**WHAT IS ASKED:**
Check every line of the entries for "Work", and copy the lines that hold it.

Data entries:

_ _ _ _ _

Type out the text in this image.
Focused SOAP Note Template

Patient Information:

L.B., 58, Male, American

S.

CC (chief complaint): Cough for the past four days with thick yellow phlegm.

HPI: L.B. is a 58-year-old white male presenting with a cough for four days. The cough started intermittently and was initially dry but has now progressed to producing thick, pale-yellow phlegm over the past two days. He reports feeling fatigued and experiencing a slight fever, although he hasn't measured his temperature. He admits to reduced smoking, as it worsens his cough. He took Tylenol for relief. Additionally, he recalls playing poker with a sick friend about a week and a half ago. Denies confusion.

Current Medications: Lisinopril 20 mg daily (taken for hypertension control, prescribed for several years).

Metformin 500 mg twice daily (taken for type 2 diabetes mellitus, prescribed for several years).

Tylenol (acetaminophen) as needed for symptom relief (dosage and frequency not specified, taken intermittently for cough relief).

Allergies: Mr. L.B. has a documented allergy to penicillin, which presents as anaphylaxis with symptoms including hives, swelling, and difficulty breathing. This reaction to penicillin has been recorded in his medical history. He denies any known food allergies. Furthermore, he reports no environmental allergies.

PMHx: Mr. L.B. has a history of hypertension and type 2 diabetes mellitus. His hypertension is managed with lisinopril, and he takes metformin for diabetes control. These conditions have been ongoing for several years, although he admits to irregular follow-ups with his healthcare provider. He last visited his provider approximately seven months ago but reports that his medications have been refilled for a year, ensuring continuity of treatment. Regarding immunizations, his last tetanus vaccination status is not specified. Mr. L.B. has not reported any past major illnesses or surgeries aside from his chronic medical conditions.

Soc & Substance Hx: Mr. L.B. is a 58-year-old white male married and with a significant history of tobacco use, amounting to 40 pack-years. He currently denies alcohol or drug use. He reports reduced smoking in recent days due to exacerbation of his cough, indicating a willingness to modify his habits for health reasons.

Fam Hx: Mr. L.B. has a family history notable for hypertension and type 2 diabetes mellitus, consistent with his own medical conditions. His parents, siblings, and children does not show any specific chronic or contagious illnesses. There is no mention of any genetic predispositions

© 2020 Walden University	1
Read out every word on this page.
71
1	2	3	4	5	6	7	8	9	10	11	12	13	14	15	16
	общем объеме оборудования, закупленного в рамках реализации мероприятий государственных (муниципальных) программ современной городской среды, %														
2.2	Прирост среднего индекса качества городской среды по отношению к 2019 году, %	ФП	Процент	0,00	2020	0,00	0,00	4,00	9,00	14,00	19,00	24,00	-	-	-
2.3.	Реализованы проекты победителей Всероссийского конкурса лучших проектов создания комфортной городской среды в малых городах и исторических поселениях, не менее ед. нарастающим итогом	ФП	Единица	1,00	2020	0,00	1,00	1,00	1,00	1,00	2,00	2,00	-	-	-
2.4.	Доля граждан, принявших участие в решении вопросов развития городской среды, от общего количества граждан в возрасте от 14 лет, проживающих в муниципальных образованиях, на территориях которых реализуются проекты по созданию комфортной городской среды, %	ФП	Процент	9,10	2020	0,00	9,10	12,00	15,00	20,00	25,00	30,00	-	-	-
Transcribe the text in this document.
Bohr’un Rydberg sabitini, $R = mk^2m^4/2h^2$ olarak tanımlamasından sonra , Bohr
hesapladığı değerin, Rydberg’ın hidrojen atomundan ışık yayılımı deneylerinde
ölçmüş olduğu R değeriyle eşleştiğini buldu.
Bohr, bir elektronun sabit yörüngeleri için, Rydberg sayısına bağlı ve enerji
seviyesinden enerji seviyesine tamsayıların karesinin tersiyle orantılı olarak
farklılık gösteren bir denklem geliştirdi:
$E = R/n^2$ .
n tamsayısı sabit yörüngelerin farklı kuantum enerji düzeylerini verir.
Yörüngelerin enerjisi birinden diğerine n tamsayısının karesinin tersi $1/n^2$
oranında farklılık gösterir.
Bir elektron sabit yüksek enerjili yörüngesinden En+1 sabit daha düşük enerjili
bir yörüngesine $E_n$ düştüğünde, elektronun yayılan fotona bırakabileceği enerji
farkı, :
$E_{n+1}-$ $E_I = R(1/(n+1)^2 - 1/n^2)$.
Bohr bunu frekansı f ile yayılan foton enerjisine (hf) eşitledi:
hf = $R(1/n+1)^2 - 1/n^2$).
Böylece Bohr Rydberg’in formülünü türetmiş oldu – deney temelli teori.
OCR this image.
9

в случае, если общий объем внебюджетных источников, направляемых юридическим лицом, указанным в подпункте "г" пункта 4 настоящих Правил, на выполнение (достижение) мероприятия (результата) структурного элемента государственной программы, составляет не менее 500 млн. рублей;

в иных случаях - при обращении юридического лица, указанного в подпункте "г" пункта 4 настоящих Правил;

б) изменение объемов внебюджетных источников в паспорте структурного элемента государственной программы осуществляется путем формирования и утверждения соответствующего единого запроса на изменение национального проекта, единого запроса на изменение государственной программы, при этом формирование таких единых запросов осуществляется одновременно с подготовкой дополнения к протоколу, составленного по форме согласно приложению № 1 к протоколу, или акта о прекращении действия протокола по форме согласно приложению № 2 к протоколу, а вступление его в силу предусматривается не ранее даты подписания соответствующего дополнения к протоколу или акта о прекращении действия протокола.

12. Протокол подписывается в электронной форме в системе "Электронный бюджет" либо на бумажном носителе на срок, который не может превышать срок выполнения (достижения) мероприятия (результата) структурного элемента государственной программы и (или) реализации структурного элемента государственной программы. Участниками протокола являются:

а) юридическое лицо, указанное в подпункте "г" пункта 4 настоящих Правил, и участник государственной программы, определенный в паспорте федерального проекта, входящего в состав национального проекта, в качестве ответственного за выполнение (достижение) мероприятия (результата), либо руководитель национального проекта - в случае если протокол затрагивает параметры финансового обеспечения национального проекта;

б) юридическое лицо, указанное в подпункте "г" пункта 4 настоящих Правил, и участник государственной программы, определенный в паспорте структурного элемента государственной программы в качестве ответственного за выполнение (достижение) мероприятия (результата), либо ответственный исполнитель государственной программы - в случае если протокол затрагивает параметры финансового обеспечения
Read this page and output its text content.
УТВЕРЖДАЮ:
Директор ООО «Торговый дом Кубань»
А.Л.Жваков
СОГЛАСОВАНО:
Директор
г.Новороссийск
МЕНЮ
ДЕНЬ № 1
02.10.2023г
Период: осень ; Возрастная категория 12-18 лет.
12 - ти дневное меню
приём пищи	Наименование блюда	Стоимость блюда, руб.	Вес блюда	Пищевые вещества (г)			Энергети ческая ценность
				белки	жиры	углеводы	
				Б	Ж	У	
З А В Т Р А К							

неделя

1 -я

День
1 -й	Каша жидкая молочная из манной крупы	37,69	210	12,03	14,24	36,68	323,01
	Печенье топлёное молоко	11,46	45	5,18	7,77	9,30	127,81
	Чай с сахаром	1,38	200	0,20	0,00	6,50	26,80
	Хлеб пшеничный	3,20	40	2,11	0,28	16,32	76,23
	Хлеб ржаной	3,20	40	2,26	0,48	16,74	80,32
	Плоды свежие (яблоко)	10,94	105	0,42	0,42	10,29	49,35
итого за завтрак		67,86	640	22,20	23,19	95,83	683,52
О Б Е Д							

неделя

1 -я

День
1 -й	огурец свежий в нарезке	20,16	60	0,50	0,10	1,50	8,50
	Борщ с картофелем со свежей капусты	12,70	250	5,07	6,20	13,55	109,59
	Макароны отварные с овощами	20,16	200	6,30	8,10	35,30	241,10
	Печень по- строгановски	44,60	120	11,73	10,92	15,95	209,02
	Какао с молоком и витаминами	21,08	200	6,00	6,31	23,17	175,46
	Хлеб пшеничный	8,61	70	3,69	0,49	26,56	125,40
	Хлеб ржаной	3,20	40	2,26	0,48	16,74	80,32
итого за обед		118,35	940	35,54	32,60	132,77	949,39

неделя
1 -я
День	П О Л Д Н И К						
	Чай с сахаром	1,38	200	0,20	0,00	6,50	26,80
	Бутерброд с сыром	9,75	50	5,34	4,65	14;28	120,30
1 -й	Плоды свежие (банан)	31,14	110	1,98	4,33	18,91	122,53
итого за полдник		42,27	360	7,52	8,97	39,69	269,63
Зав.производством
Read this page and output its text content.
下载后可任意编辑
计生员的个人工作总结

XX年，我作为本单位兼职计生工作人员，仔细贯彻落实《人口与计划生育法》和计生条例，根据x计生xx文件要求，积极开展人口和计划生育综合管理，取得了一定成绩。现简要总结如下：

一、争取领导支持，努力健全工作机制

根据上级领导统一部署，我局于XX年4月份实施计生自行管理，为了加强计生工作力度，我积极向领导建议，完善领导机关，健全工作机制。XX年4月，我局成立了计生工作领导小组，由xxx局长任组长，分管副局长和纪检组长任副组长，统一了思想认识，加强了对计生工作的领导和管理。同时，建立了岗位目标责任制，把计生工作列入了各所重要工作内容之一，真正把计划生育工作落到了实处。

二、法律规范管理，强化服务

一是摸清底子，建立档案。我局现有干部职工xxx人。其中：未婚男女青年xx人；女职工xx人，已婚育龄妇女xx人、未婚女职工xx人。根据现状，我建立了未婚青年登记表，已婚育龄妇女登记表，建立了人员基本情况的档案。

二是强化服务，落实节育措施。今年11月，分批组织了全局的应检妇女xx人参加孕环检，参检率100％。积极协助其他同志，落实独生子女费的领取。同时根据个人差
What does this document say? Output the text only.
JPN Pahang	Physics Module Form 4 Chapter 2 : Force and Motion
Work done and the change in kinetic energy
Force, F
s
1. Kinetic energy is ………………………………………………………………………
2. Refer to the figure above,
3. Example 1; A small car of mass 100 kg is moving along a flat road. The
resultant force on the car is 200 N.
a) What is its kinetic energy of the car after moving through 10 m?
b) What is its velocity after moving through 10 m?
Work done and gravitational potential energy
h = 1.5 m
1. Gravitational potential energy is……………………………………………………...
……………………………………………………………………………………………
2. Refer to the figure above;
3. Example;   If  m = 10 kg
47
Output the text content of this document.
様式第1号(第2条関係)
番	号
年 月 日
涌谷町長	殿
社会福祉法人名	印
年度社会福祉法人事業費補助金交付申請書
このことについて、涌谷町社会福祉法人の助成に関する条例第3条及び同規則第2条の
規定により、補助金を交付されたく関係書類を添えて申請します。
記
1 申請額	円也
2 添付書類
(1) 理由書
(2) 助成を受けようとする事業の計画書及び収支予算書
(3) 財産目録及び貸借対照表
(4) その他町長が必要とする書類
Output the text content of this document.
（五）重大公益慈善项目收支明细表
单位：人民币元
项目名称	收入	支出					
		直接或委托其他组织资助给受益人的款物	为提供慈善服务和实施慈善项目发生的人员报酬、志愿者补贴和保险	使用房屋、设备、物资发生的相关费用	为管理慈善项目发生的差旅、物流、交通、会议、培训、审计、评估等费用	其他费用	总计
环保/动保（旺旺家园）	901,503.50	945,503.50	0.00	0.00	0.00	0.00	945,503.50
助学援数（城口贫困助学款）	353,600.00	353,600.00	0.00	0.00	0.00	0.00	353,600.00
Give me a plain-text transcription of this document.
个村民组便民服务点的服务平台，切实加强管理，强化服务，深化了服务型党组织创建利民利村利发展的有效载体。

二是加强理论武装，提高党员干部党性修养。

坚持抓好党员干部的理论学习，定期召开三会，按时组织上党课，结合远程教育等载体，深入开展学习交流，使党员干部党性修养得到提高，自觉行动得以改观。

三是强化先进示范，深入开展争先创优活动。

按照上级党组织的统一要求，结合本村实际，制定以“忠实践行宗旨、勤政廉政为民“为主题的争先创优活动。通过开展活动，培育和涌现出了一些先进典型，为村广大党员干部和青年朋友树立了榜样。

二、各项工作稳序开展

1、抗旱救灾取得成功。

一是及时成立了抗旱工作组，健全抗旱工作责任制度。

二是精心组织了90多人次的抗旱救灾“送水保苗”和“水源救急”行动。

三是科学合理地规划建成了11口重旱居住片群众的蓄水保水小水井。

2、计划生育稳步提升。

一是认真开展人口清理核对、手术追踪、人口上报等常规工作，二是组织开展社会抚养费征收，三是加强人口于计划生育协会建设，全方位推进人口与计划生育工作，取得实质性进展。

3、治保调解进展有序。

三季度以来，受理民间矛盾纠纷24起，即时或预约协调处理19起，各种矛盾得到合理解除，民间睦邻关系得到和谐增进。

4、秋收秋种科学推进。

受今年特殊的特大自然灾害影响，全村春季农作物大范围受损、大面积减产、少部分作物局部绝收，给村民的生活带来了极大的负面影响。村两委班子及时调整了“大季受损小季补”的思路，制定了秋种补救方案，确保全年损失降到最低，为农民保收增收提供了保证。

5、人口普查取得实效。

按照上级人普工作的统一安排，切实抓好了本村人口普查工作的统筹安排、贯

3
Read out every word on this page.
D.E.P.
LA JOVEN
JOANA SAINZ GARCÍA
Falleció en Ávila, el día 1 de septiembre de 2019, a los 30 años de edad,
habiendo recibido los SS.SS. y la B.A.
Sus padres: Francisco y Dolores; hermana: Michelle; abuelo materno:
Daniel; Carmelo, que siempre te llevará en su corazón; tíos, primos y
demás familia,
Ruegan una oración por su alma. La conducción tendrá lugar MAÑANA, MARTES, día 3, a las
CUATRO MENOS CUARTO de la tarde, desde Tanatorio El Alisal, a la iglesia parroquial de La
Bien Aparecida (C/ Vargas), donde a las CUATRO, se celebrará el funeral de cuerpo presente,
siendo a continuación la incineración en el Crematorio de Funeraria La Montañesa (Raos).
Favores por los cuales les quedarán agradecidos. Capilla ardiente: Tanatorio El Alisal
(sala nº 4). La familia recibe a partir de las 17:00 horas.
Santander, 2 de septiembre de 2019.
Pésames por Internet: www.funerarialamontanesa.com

_ _ _ _ _

**REPLY TO THE EXERCISE:**
Work done and the change in kinetic energy
Work done and gravitational potential energy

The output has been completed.